* **Short task**: Copy out all the records, word for word.
****
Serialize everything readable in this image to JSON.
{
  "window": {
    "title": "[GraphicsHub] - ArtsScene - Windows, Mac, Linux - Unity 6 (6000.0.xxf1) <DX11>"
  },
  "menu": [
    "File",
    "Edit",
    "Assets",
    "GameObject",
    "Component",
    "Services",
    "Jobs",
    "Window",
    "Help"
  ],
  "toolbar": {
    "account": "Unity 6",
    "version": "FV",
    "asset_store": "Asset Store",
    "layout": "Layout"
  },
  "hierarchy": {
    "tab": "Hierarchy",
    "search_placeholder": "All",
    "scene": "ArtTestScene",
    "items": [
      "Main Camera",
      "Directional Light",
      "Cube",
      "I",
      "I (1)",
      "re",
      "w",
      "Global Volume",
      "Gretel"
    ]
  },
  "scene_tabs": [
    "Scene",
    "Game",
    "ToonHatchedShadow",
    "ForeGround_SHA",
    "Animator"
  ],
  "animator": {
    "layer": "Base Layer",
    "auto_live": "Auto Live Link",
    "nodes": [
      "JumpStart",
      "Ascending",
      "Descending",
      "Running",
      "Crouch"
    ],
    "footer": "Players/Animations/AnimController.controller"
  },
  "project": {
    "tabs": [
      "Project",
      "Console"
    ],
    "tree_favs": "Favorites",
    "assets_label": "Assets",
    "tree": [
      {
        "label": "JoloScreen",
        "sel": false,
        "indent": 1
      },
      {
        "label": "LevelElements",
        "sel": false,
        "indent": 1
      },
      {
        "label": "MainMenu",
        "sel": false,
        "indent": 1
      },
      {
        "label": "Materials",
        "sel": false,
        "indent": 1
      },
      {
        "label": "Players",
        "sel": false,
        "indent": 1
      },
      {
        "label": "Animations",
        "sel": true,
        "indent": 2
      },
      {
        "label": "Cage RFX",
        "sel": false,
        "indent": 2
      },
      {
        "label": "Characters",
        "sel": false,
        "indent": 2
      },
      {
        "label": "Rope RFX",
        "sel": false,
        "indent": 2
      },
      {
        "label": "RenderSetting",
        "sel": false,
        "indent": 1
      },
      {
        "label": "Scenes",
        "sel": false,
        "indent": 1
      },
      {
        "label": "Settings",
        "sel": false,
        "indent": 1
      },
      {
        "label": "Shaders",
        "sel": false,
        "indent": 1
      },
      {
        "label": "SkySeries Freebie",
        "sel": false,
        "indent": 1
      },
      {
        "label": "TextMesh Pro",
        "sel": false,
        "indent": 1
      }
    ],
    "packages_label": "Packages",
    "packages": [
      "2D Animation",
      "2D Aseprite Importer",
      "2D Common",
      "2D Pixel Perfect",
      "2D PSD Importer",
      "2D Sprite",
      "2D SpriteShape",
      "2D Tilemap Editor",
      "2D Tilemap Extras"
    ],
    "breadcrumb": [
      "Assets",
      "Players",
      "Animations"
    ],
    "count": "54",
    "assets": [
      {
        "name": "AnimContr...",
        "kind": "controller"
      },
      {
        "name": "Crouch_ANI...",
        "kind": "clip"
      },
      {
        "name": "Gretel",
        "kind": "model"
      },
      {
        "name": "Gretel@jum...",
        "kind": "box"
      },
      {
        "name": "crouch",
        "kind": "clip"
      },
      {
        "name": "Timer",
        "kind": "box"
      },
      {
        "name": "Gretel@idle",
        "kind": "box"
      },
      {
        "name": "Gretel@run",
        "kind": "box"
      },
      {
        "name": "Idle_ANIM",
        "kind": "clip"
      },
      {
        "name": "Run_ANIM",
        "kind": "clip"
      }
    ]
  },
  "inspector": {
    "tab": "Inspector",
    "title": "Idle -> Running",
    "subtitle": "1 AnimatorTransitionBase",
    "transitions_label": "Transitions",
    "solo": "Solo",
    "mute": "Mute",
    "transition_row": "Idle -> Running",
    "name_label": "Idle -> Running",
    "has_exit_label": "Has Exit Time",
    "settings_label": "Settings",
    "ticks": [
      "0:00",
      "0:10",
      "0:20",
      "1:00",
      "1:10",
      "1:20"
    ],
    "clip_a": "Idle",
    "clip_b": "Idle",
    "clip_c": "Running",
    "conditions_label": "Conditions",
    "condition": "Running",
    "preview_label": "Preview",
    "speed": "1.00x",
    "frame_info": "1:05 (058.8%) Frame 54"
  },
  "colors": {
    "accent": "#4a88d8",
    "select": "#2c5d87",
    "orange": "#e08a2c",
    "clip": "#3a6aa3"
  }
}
****
* **Exercise response**:
Serialize everything readable in this image to JSON.
{
  "window": {
    "title": "[GraphicsHub] - ArtsScene - Windows, Mac, Linux - Unity 6 (6000.0.xxf1) <DX11>"
  },
  "menu": [
    "File",
    "Edit",
    "Assets",
    "GameObject",
    "Component",
    "Services",
    "Jobs",
    "Window",
    "Help"
  ],
  "toolbar": {
    "account": "Unity 6",
    "version": "FV",
    "asset_store": "Asset Store",
    "layout": "Layout"
  },
  "hierarchy": {
    "tab": "Hierarchy",
    "search_placeholder": "All",
    "scene": "ArtTestScene",
    "items": [
      "Main Camera",
      "Directional Light",
      "Cube",
      "I",
      "I (1)",
      "re",
      "w",
      "Global Volume",
      "Gretel"
    ]
  },
  "scene_tabs": [
    "Scene",
    "Game",
    "ToonHatchedShadow",
    "ForeGround_SHA",
    "Animator"
  ],
  "animator": {
    "layer": "Base Layer",
    "auto_live": "Auto Live Link",
    "nodes": [
      "JumpStart",
      "Ascending",
      "Descending",
      "Running",
      "Crouch"
    ],
    "footer": "Players/Animations/AnimController.controller"
  },
  "project": {
    "tabs": [
      "Project",
      "Console"
    ],
    "tree_favs": "Favorites",
    "assets_label": "Assets",
    "tree": [
      {
        "label": "JoloScreen",
        "sel": false,
        "indent": 1
      },
      {
        "label": "LevelElements",
        "sel": false,
        "indent": 1
      },
      {
        "label": "MainMenu",
        "sel": false,
        "indent": 1
      },
      {
        "label": "Materials",
        "sel": false,
        "indent": 1
      },
      {
        "label": "Players",
        "sel": false,
        "indent": 1
      },
      {
        "label": "Animations",
        "sel": true,
        "indent": 2
      },
      {
        "label": "Cage RFX",
        "sel": false,
        "indent": 2
      },
      {
        "label": "Characters",
        "sel": false,
        "indent": 2
      },
      {
        "label": "Rope RFX",
        "sel": false,
        "indent": 2
      },
      {
        "label": "RenderSetting",
        "sel": false,
        "indent": 1
      },
      {
        "label": "Scenes",
        "sel": false,
        "indent": 1
      },
      {
        "label": "Settings",
        "sel": false,
        "indent": 1
      },
      {
        "label": "Shaders",
        "sel": false,
        "indent": 1
      },
      {
        "label": "SkySeries Freebie",
        "sel": false,
        "indent": 1
      },
      {
        "label": "TextMesh Pro",
        "sel": false,
        "indent": 1
      }
    ],
    "packages_label": "Packages",
    "packages": [
      "2D Animation",
      "2D Aseprite Importer",
      "2D Common",
      "2D Pixel Perfect",
      "2D PSD Importer",
      "2D Sprite",
      "2D SpriteShape",
      "2D Tilemap Editor",
      "2D Tilemap Extras"
    ],
    "breadcrumb": [
      "Assets",
      "Players",
      "Animations"
    ],
    "count": "54",
    "assets": [
      {
        "name": "AnimContr...",
        "kind": "controller"
      },
      {
        "name": "Crouch_ANI...",
        "kind": "clip"
      },
      {
        "name": "Gretel",
        "kind": "model"
      },
      {
        "name": "Gretel@jum...",
        "kind": "box"
      },
      {
        "name": "crouch",
        "kind": "clip"
      },
      {
        "name": "Timer",
        "kind": "box"
      },
      {
        "name": "Gretel@idle",
        "kind": "box"
      },
      {
        "name": "Gretel@run",
        "kind": "box"
      },
      {
        "name": "Idle_ANIM",
        "kind": "clip"
      },
      {
        "name": "Run_ANIM",
        "kind": "clip"
      }
    ]
  },
  "inspector": {
    "tab": "Inspector",
    "title": "Idle -> Running",
    "subtitle": "1 AnimatorTransitionBase",
    "transitions_label": "Transitions",
    "solo": "Solo",
    "mute": "Mute",
    "transition_row": "Idle -> Running",
    "name_label": "Idle -> Running",
    "has_exit_label": "Has Exit Time",
    "settings_label": "Settings",
    "ticks": [
      "0:00",
      "0:10",
      "0:20",
      "1:00",
      "1:10",
      "1:20"
    ],
    "clip_a": "Idle",
    "clip_b": "Idle",
    "clip_c": "Running",
    "conditions_label": "Conditions",
    "condition": "Running",
    "preview_label": "Preview",
    "speed": "1.00x",
    "frame_info": "1:05 (058.8%) Frame 54"
  },
  "colors": {
    "accent": "#4a88d8",
    "select": "#2c5d87",
    "orange": "#e08a2c",
    "clip": "#3a6aa3"
  }
}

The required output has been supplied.